--- begin Records shown ---

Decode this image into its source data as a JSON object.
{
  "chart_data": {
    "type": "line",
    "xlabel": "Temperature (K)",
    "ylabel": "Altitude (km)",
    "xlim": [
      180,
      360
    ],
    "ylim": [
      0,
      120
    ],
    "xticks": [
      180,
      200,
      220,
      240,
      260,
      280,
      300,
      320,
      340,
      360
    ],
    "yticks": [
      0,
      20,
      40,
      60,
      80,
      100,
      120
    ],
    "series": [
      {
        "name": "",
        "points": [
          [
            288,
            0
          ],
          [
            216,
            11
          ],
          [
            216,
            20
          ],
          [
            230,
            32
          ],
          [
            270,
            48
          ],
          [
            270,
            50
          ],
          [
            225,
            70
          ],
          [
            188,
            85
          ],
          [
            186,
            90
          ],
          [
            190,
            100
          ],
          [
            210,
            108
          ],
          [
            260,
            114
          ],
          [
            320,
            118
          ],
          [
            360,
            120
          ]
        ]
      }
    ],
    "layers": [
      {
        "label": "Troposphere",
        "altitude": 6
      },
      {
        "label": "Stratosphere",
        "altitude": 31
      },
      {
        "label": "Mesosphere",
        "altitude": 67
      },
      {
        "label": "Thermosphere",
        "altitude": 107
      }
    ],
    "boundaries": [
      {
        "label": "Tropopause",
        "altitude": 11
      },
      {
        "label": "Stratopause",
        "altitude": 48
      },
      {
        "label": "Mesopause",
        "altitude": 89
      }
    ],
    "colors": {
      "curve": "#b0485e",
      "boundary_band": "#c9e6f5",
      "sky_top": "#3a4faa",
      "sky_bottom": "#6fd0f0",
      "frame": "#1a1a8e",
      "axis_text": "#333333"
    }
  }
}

--- end Records shown ---

- **Exercise aim**
Word for word, write out all of the data above.

- **Exercise output**
Decode this image into its source data as a JSON object.
{
  "chart_data": {
    "type": "line",
    "xlabel": "Temperature (K)",
    "ylabel": "Altitude (km)",
    "xlim": [
      180,
      360
    ],
    "ylim": [
      0,
      120
    ],
    "xticks": [
      180,
      200,
      220,
      240,
      260,
      280,
      300,
      320,
      340,
      360
    ],
    "yticks": [
      0,
      20,
      40,
      60,
      80,
      100,
      120
    ],
    "series": [
      {
        "name": "",
        "points": [
          [
            288,
            0
          ],
          [
            216,
            11
          ],
          [
            216,
            20
          ],
          [
            230,
            32
          ],
          [
            270,
            48
          ],
          [
            270,
            50
          ],
          [
            225,
            70
          ],
          [
            188,
            85
          ],
          [
            186,
            90
          ],
          [
            190,
            100
          ],
          [
            210,
            108
          ],
          [
            260,
            114
          ],
          [
            320,
            118
          ],
          [
            360,
            120
          ]
        ]
      }
    ],
    "layers": [
      {
        "label": "Troposphere",
        "altitude": 6
      },
      {
        "label": "Stratosphere",
        "altitude": 31
      },
      {
        "label": "Mesosphere",
        "altitude": 67
      },
      {
        "label": "Thermosphere",
        "altitude": 107
      }
    ],
    "boundaries": [
      {
        "label": "Tropopause",
        "altitude": 11
      },
      {
        "label": "Stratopause",
        "altitude": 48
      },
      {
        "label": "Mesopause",
        "altitude": 89
      }
    ],
    "colors": {
      "curve": "#b0485e",
      "boundary_band": "#c9e6f5",
      "sky_top": "#3a4faa",
      "sky_bottom": "#6fd0f0",
      "frame": "#1a1a8e",
      "axis_text": "#333333"
    }
  }
}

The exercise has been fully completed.